### To do
Return each line of the records holding the string "Región".

### Dataset
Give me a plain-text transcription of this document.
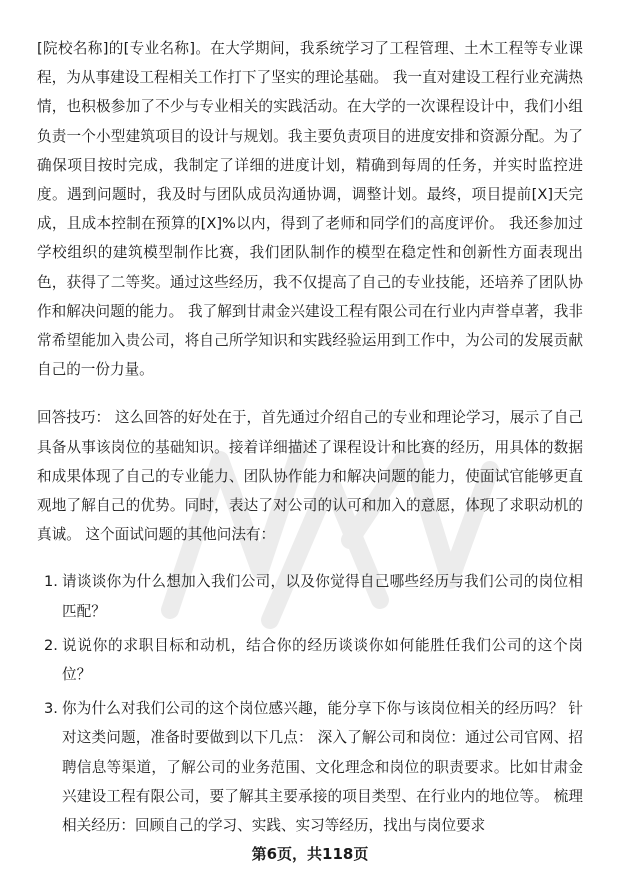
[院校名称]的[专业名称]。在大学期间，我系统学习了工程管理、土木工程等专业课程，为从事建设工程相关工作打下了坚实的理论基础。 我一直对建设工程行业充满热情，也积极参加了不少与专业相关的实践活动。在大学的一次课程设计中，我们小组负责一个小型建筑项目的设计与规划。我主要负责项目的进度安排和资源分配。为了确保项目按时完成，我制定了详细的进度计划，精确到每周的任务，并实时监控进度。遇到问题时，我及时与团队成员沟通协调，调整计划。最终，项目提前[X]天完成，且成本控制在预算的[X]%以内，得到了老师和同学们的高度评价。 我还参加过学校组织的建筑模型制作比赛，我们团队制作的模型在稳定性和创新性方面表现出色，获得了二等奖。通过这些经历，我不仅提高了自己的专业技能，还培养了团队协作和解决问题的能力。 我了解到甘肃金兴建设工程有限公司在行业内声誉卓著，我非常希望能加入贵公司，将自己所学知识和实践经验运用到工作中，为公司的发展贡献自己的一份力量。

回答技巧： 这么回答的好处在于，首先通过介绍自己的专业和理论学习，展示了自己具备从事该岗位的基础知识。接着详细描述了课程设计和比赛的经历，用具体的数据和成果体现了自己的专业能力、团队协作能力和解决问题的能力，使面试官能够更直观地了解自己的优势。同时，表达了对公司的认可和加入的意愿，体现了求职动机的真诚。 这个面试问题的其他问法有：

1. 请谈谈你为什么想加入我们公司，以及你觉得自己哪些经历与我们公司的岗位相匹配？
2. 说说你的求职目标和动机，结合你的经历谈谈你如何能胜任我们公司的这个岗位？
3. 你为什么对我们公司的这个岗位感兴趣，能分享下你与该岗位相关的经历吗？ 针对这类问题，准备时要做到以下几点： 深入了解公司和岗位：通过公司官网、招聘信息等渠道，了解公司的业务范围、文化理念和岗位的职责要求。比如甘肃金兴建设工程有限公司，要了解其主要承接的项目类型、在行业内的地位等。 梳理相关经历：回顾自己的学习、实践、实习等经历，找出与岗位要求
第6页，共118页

==

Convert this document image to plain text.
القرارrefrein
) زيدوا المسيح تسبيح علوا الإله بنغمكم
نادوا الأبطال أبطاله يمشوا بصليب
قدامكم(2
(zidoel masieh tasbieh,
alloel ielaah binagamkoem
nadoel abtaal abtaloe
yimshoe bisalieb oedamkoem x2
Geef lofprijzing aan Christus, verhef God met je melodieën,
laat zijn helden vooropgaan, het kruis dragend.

==

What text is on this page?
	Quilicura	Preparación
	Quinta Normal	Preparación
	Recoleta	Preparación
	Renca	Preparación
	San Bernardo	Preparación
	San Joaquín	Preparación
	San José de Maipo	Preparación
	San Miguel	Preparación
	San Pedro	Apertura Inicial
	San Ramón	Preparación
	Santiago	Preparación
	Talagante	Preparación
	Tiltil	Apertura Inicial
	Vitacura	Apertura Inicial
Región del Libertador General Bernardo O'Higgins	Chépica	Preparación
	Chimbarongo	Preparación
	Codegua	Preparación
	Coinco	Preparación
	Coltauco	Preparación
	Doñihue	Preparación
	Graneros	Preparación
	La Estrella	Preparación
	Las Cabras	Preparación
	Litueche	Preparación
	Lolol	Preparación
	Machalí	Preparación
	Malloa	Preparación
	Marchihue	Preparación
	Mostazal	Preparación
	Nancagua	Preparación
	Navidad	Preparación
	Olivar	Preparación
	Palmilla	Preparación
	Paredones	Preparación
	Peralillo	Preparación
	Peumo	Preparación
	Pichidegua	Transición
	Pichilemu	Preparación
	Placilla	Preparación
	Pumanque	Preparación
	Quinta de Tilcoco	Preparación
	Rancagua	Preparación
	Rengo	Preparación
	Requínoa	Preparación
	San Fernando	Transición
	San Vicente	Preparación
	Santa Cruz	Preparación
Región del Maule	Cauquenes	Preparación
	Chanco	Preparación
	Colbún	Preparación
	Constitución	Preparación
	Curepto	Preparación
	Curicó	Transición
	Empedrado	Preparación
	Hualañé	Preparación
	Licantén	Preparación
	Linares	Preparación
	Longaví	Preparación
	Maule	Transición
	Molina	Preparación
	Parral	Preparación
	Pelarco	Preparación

### Expected answer
Región del Libertador General Bernardo O'Higgins	Chépica	Preparación
Región del Maule	Cauquenes	Preparación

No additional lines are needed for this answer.